[BEGIN ROWS]

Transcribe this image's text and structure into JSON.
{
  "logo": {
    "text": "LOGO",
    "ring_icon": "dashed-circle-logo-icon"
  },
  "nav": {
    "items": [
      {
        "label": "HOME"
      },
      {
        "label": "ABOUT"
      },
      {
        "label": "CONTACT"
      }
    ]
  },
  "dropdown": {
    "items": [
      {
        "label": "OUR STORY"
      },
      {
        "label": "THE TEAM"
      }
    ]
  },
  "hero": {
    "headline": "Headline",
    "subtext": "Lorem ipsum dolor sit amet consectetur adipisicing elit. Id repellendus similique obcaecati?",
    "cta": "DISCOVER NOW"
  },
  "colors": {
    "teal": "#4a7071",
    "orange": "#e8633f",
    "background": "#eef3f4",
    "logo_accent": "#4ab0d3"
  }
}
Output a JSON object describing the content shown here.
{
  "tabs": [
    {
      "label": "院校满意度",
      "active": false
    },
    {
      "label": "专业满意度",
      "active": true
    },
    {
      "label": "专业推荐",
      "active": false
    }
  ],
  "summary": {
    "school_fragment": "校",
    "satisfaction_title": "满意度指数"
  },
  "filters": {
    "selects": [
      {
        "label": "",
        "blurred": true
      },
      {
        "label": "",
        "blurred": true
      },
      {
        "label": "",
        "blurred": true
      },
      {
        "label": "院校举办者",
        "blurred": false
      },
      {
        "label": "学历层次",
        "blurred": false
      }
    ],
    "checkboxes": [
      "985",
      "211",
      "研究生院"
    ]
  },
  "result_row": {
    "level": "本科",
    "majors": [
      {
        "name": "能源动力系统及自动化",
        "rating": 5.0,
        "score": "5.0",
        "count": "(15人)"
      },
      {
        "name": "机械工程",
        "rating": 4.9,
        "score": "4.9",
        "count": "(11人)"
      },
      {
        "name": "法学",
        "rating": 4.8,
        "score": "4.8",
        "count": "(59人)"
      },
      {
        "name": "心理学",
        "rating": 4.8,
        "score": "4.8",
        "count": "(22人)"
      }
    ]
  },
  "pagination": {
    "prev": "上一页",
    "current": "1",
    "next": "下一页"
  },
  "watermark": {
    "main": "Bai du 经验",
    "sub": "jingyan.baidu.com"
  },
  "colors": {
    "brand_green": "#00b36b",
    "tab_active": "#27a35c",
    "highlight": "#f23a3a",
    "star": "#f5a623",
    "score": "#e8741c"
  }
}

[END ROWS]

> _GIVEN TASK_
Above are the records; retype every one exactly.

> _FINAL RESULT_
Transcribe this image's text and structure into JSON.
{
  "logo": {
    "text": "LOGO",
    "ring_icon": "dashed-circle-logo-icon"
  },
  "nav": {
    "items": [
      {
        "label": "HOME"
      },
      {
        "label": "ABOUT"
      },
      {
        "label": "CONTACT"
      }
    ]
  },
  "dropdown": {
    "items": [
      {
        "label": "OUR STORY"
      },
      {
        "label": "THE TEAM"
      }
    ]
  },
  "hero": {
    "headline": "Headline",
    "subtext": "Lorem ipsum dolor sit amet consectetur adipisicing elit. Id repellendus similique obcaecati?",
    "cta": "DISCOVER NOW"
  },
  "colors": {
    "teal": "#4a7071",
    "orange": "#e8633f",
    "background": "#eef3f4",
    "logo_accent": "#4ab0d3"
  }
}
Output a JSON object describing the content shown here.
{
  "tabs": [
    {
      "label": "院校满意度",
      "active": false
    },
    {
      "label": "专业满意度",
      "active": true
    },
    {
      "label": "专业推荐",
      "active": false
    }
  ],
  "summary": {
    "school_fragment": "校",
    "satisfaction_title": "满意度指数"
  },
  "filters": {
    "selects": [
      {
        "label": "",
        "blurred": true
      },
      {
        "label": "",
        "blurred": true
      },
      {
        "label": "",
        "blurred": true
      },
      {
        "label": "院校举办者",
        "blurred": false
      },
      {
        "label": "学历层次",
        "blurred": false
      }
    ],
    "checkboxes": [
      "985",
      "211",
      "研究生院"
    ]
  },
  "result_row": {
    "level": "本科",
    "majors": [
      {
        "name": "能源动力系统及自动化",
        "rating": 5.0,
        "score": "5.0",
        "count": "(15人)"
      },
      {
        "name": "机械工程",
        "rating": 4.9,
        "score": "4.9",
        "count": "(11人)"
      },
      {
        "name": "法学",
        "rating": 4.8,
        "score": "4.8",
        "count": "(59人)"
      },
      {
        "name": "心理学",
        "rating": 4.8,
        "score": "4.8",
        "count": "(22人)"
      }
    ]
  },
  "pagination": {
    "prev": "上一页",
    "current": "1",
    "next": "下一页"
  },
  "watermark": {
    "main": "Bai du 经验",
    "sub": "jingyan.baidu.com"
  },
  "colors": {
    "brand_green": "#00b36b",
    "tab_active": "#27a35c",
    "highlight": "#f23a3a",
    "star": "#f5a623",
    "score": "#e8741c"
  }
}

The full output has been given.